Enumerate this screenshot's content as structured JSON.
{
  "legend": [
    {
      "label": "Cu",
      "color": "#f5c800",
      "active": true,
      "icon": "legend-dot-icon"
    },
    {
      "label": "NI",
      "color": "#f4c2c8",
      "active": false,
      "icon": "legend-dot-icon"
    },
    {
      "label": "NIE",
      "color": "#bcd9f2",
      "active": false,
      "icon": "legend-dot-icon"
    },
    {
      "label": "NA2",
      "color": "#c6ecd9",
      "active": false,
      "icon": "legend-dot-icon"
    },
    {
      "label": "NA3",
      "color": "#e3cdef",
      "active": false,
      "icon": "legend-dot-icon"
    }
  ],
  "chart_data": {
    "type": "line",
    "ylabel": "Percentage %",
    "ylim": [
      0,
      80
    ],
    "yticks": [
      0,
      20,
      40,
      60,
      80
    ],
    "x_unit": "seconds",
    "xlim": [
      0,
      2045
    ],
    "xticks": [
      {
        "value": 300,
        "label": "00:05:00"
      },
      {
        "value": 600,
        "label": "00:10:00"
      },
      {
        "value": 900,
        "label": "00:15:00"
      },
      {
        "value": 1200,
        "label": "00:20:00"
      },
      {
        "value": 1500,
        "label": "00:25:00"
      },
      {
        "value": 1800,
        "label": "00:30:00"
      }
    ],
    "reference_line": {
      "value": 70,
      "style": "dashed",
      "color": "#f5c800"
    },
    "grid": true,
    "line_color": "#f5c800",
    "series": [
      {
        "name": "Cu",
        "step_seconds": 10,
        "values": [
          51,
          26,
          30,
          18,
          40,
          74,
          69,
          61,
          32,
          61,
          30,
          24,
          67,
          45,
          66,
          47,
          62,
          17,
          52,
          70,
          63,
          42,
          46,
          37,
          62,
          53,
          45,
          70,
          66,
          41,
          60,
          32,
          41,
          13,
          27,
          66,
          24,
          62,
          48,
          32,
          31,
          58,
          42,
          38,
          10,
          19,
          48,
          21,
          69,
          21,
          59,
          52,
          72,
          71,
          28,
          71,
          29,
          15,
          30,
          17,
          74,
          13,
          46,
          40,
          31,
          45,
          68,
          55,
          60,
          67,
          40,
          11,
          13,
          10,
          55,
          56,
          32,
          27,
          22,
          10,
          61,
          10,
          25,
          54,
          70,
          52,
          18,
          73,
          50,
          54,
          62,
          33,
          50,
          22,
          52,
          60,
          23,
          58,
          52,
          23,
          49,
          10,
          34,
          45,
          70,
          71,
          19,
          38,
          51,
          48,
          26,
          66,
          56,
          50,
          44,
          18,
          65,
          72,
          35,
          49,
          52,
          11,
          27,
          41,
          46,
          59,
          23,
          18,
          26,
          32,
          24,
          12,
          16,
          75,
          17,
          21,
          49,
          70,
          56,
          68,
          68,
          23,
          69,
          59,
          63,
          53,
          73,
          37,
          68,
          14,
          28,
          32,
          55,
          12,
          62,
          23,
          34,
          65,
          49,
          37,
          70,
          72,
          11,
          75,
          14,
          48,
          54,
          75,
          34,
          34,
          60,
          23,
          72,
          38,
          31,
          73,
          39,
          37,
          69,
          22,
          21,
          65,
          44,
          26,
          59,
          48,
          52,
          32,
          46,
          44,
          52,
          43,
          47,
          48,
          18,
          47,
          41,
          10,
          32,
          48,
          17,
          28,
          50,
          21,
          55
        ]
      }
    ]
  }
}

> _What you need to do_
Show the data once more, exactly as it was written.

> _Exercise answer_
Enumerate this screenshot's content as structured JSON.
{
  "legend": [
    {
      "label": "Cu",
      "color": "#f5c800",
      "active": true,
      "icon": "legend-dot-icon"
    },
    {
      "label": "NI",
      "color": "#f4c2c8",
      "active": false,
      "icon": "legend-dot-icon"
    },
    {
      "label": "NIE",
      "color": "#bcd9f2",
      "active": false,
      "icon": "legend-dot-icon"
    },
    {
      "label": "NA2",
      "color": "#c6ecd9",
      "active": false,
      "icon": "legend-dot-icon"
    },
    {
      "label": "NA3",
      "color": "#e3cdef",
      "active": false,
      "icon": "legend-dot-icon"
    }
  ],
  "chart_data": {
    "type": "line",
    "ylabel": "Percentage %",
    "ylim": [
      0,
      80
    ],
    "yticks": [
      0,
      20,
      40,
      60,
      80
    ],
    "x_unit": "seconds",
    "xlim": [
      0,
      2045
    ],
    "xticks": [
      {
        "value": 300,
        "label": "00:05:00"
      },
      {
        "value": 600,
        "label": "00:10:00"
      },
      {
        "value": 900,
        "label": "00:15:00"
      },
      {
        "value": 1200,
        "label": "00:20:00"
      },
      {
        "value": 1500,
        "label": "00:25:00"
      },
      {
        "value": 1800,
        "label": "00:30:00"
      }
    ],
    "reference_line": {
      "value": 70,
      "style": "dashed",
      "color": "#f5c800"
    },
    "grid": true,
    "line_color": "#f5c800",
    "series": [
      {
        "name": "Cu",
        "step_seconds": 10,
        "values": [
          51,
          26,
          30,
          18,
          40,
          74,
          69,
          61,
          32,
          61,
          30,
          24,
          67,
          45,
          66,
          47,
          62,
          17,
          52,
          70,
          63,
          42,
          46,
          37,
          62,
          53,
          45,
          70,
          66,
          41,
          60,
          32,
          41,
          13,
          27,
          66,
          24,
          62,
          48,
          32,
          31,
          58,
          42,
          38,
          10,
          19,
          48,
          21,
          69,
          21,
          59,
          52,
          72,
          71,
          28,
          71,
          29,
          15,
          30,
          17,
          74,
          13,
          46,
          40,
          31,
          45,
          68,
          55,
          60,
          67,
          40,
          11,
          13,
          10,
          55,
          56,
          32,
          27,
          22,
          10,
          61,
          10,
          25,
          54,
          70,
          52,
          18,
          73,
          50,
          54,
          62,
          33,
          50,
          22,
          52,
          60,
          23,
          58,
          52,
          23,
          49,
          10,
          34,
          45,
          70,
          71,
          19,
          38,
          51,
          48,
          26,
          66,
          56,
          50,
          44,
          18,
          65,
          72,
          35,
          49,
          52,
          11,
          27,
          41,
          46,
          59,
          23,
          18,
          26,
          32,
          24,
          12,
          16,
          75,
          17,
          21,
          49,
          70,
          56,
          68,
          68,
          23,
          69,
          59,
          63,
          53,
          73,
          37,
          68,
          14,
          28,
          32,
          55,
          12,
          62,
          23,
          34,
          65,
          49,
          37,
          70,
          72,
          11,
          75,
          14,
          48,
          54,
          75,
          34,
          34,
          60,
          23,
          72,
          38,
          31,
          73,
          39,
          37,
          69,
          22,
          21,
          65,
          44,
          26,
          59,
          48,
          52,
          32,
          46,
          44,
          52,
          43,
          47,
          48,
          18,
          47,
          41,
          10,
          32,
          48,
          17,
          28,
          50,
          21,
          55
        ]
      }
    ]
  }
}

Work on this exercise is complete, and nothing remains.